=== Aim of the task ===
For the entries below, how many lines include the word "löytyy"? Give the figure and nothing more.

=== Exercise inputs ===

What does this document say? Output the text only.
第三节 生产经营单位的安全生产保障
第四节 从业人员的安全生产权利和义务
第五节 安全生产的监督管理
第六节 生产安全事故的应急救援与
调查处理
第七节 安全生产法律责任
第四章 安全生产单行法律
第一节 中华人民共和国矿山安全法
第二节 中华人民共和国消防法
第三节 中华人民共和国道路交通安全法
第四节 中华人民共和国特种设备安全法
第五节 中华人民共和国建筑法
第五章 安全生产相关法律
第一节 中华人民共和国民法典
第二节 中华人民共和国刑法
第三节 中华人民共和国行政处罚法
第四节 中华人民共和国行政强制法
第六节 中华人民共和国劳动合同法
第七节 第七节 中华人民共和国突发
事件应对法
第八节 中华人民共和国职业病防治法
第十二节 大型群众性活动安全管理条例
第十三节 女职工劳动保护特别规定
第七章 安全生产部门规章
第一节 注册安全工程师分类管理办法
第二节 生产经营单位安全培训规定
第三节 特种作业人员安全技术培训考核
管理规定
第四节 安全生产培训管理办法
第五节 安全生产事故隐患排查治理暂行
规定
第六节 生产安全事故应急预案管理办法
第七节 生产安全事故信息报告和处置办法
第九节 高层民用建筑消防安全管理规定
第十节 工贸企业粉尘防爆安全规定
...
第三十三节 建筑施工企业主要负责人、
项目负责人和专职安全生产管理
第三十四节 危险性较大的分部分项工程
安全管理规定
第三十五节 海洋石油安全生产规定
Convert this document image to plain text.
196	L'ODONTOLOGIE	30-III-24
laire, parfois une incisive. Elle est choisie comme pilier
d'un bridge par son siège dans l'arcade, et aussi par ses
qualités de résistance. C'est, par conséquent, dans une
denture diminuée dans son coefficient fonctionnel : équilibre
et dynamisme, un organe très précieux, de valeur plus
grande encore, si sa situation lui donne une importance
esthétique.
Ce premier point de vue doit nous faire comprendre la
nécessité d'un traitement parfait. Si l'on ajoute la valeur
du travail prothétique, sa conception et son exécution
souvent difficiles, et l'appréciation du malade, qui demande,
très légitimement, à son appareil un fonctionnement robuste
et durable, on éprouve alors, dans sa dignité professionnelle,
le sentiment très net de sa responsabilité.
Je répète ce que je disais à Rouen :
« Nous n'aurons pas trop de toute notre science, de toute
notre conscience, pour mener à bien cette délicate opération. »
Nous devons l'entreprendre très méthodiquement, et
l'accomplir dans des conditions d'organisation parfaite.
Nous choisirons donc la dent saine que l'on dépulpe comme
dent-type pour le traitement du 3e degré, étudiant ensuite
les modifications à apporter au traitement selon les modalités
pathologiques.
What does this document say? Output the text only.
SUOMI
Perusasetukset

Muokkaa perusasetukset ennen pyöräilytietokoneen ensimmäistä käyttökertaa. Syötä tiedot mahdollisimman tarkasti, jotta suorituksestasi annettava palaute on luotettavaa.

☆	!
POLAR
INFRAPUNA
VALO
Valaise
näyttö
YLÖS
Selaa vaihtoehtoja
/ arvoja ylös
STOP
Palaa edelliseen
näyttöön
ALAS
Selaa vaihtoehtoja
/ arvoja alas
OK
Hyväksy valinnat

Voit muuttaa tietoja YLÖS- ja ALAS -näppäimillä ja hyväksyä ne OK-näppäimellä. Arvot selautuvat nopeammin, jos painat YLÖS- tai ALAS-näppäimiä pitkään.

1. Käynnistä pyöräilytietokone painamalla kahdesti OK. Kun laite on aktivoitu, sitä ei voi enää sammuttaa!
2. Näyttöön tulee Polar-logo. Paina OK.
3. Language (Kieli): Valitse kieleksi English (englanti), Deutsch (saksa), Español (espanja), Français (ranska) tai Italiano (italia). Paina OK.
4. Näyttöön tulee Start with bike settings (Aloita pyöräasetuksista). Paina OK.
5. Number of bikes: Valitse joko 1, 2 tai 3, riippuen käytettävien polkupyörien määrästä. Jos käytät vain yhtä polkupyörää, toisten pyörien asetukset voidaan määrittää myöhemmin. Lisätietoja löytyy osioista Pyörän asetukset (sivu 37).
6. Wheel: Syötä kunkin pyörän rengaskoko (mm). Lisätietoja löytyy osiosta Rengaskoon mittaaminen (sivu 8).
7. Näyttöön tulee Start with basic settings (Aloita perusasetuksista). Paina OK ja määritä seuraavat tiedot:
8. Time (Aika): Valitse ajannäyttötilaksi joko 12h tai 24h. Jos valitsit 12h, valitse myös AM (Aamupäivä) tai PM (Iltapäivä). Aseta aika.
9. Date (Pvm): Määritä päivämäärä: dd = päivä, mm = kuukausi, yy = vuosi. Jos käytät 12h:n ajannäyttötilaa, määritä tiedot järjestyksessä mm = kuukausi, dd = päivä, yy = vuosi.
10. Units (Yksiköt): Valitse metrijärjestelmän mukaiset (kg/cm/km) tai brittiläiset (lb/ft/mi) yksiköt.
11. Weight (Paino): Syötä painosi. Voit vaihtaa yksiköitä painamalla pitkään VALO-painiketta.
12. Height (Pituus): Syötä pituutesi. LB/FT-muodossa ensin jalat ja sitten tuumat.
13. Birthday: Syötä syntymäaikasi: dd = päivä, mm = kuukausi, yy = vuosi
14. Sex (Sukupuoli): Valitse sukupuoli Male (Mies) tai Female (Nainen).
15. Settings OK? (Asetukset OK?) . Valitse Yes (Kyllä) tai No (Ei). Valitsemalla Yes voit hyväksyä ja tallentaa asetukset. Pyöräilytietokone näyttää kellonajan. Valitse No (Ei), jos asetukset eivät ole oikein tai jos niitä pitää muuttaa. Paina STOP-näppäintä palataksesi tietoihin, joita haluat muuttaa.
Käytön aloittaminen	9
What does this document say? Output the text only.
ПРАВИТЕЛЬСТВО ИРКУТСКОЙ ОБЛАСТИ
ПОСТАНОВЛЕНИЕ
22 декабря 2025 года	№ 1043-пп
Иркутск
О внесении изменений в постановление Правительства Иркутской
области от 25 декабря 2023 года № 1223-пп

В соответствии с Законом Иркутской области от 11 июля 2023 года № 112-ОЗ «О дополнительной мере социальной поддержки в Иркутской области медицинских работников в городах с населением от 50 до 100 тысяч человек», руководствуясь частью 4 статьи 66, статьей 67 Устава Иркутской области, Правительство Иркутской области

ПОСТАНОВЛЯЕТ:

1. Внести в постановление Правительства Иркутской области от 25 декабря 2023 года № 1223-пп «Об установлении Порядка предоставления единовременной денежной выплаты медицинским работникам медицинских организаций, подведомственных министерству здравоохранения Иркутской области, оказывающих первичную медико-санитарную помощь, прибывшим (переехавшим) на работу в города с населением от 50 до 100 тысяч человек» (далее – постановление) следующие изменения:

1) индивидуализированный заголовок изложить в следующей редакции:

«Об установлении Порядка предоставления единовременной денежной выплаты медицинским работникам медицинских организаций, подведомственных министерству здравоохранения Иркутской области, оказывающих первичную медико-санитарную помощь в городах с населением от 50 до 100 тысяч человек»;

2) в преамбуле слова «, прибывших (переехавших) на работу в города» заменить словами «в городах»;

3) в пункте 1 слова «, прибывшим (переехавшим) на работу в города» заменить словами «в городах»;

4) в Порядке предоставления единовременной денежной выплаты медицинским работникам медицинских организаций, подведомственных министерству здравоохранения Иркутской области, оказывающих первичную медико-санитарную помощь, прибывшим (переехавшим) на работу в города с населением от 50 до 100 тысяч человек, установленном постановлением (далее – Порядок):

===

=== Finished exercise ===
2